## DATA TO PROCESS
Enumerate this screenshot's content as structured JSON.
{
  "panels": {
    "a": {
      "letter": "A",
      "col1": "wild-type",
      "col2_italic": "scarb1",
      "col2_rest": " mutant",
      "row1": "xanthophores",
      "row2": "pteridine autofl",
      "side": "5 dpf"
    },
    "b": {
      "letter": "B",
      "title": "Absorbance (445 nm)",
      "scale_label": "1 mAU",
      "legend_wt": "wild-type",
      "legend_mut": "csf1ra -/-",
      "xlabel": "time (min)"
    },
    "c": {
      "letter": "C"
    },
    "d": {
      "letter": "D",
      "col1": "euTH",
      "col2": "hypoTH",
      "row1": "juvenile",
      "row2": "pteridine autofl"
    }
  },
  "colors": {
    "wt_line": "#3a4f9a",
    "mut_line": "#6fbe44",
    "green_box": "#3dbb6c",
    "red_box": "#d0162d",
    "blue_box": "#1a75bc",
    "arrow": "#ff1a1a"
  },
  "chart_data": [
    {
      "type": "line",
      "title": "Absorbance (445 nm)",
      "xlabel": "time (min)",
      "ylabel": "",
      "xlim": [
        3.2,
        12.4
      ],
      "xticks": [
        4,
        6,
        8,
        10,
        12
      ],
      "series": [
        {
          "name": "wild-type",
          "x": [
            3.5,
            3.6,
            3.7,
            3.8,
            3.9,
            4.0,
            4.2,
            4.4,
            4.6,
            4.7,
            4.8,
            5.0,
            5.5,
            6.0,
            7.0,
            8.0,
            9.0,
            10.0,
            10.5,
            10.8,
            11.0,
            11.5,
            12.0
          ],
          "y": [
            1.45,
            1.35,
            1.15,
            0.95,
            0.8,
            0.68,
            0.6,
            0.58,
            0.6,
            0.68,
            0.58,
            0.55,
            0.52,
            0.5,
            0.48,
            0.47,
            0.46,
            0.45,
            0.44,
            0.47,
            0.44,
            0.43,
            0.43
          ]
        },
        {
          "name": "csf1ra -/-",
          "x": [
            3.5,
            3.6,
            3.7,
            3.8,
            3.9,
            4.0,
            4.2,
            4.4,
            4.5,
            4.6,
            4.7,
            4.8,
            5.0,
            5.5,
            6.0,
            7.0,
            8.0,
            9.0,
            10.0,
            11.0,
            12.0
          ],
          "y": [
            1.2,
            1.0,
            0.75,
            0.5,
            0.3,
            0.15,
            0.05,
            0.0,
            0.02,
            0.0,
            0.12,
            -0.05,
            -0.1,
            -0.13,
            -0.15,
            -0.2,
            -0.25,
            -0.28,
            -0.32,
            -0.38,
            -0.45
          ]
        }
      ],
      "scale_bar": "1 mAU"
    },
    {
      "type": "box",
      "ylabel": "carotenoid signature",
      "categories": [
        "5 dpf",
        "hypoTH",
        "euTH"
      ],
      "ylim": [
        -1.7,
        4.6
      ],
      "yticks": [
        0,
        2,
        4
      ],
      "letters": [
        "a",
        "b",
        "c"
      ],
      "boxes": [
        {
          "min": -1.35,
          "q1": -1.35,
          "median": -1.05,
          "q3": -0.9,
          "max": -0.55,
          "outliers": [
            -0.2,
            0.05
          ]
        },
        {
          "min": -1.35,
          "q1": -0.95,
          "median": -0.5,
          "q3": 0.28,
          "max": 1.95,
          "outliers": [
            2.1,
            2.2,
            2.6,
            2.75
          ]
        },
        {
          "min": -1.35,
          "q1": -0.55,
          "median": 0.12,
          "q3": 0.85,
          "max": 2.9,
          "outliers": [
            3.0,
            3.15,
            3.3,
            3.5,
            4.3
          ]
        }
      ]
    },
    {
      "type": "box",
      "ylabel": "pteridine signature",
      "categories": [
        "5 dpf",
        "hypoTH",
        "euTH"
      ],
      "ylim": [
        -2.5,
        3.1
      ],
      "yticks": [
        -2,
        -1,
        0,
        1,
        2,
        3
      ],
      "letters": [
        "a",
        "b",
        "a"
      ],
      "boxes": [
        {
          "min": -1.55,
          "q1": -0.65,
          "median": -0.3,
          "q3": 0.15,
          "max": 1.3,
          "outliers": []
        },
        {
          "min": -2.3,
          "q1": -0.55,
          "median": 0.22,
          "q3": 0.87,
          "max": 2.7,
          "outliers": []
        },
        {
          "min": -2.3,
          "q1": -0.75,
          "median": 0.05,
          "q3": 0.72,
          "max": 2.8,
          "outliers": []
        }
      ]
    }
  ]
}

---

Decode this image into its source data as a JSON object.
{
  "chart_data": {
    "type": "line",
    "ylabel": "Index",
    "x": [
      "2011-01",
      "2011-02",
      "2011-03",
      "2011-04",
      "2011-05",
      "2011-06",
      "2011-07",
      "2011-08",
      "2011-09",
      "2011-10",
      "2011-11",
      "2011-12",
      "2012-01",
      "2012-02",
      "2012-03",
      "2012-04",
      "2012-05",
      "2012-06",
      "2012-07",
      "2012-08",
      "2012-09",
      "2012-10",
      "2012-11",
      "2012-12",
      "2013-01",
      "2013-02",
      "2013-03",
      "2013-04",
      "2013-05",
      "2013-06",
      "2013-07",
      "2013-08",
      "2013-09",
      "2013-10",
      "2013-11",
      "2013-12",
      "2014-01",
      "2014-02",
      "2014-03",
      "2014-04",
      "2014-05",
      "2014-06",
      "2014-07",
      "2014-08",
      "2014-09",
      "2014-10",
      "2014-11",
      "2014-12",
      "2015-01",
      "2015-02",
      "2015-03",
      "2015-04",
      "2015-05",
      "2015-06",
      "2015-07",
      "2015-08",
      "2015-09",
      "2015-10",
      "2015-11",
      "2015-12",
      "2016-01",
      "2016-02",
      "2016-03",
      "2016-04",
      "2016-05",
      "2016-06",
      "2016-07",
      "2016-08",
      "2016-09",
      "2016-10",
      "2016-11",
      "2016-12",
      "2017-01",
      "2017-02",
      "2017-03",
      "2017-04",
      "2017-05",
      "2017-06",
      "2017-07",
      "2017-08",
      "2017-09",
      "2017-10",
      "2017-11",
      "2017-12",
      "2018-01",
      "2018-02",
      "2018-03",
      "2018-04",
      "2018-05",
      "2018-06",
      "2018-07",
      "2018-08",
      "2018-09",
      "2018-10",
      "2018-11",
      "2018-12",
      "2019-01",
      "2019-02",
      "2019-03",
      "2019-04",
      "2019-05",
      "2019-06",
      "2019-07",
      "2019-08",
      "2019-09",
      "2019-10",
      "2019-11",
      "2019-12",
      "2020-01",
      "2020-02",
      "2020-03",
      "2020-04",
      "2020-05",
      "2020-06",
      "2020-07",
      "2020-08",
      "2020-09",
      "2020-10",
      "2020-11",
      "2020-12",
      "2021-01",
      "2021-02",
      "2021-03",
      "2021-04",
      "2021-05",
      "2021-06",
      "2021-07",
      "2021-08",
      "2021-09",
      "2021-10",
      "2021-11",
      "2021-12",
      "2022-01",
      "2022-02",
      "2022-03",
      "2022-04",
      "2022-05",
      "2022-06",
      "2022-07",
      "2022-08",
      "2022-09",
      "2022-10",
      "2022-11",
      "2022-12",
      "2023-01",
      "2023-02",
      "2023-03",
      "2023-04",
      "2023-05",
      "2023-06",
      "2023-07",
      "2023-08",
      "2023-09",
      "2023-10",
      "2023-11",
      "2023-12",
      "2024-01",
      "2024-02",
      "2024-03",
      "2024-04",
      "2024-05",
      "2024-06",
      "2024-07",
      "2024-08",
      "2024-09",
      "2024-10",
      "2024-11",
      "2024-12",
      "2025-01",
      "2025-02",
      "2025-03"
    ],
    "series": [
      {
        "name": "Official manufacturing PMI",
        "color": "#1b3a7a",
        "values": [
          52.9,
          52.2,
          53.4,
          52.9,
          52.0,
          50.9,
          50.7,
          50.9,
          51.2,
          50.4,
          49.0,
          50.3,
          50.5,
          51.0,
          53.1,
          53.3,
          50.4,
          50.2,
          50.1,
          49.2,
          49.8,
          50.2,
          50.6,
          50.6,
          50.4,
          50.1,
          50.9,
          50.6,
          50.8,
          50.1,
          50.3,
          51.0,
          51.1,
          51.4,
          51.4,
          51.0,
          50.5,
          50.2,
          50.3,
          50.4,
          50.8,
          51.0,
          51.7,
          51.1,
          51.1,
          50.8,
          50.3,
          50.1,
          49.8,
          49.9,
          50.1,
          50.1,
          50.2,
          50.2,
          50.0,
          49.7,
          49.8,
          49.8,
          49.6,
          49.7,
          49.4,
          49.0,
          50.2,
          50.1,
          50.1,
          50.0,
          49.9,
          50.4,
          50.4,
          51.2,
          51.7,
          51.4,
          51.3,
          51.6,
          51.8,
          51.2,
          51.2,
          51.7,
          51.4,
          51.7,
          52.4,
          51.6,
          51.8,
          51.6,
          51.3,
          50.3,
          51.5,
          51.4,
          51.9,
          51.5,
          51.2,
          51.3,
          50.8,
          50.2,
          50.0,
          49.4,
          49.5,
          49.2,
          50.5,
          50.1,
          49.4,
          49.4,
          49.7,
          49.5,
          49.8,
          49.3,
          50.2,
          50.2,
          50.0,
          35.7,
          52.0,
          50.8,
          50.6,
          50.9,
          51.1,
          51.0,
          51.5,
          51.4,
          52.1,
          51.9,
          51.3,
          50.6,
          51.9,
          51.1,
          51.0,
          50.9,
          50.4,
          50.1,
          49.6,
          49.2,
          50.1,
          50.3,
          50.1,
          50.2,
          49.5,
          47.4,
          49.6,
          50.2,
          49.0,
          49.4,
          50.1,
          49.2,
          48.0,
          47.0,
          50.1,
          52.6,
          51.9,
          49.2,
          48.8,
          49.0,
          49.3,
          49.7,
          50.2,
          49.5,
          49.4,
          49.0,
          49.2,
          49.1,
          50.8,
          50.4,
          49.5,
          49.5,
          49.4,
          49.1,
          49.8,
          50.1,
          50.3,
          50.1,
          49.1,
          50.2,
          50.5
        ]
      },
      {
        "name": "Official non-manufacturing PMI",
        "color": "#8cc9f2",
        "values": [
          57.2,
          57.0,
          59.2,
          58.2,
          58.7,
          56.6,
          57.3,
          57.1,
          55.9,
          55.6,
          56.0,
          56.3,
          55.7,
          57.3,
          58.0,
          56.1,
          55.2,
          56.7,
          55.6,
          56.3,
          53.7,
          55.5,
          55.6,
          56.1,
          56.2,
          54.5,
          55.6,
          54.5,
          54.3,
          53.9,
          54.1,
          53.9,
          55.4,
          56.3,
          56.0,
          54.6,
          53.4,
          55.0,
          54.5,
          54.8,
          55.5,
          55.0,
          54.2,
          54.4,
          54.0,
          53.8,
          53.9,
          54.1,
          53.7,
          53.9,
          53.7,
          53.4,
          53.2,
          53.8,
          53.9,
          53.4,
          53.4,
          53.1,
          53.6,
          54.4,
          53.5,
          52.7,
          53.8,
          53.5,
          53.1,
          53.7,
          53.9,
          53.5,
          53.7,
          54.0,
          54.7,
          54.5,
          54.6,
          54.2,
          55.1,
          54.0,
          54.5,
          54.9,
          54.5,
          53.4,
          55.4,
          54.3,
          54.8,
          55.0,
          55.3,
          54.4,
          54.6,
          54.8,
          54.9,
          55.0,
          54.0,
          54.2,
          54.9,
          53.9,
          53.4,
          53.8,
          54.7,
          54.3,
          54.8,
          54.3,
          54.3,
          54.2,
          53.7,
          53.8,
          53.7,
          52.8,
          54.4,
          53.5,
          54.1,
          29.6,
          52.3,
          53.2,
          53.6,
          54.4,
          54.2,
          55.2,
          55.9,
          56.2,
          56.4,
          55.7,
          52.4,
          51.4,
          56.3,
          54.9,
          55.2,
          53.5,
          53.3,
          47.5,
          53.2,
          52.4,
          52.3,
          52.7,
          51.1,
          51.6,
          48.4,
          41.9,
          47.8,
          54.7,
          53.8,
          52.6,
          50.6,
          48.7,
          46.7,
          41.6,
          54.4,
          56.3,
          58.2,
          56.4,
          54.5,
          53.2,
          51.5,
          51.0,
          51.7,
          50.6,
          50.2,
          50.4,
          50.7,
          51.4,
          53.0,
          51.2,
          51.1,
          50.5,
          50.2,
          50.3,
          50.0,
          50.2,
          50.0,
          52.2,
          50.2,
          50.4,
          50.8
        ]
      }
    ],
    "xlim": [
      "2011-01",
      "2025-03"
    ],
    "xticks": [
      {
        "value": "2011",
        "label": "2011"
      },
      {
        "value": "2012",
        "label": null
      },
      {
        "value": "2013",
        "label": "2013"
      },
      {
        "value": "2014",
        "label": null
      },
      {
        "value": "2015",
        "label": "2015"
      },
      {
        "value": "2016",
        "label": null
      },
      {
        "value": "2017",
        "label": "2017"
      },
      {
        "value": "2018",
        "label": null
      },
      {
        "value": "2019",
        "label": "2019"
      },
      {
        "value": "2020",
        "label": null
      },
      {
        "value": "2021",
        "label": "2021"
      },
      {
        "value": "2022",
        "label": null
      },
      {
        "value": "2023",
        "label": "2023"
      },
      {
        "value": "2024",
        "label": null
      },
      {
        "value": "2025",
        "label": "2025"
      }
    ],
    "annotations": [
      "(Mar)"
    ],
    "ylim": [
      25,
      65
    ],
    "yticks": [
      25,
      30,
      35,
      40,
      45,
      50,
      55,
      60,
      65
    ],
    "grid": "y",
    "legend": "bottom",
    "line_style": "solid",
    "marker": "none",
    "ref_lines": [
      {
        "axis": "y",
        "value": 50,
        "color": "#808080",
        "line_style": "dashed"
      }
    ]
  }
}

## WHAT NEEDS TO BE DONE
Across the entries, how many lines contain "signature"? Reply with the number only.

## TASK SOLUTION
2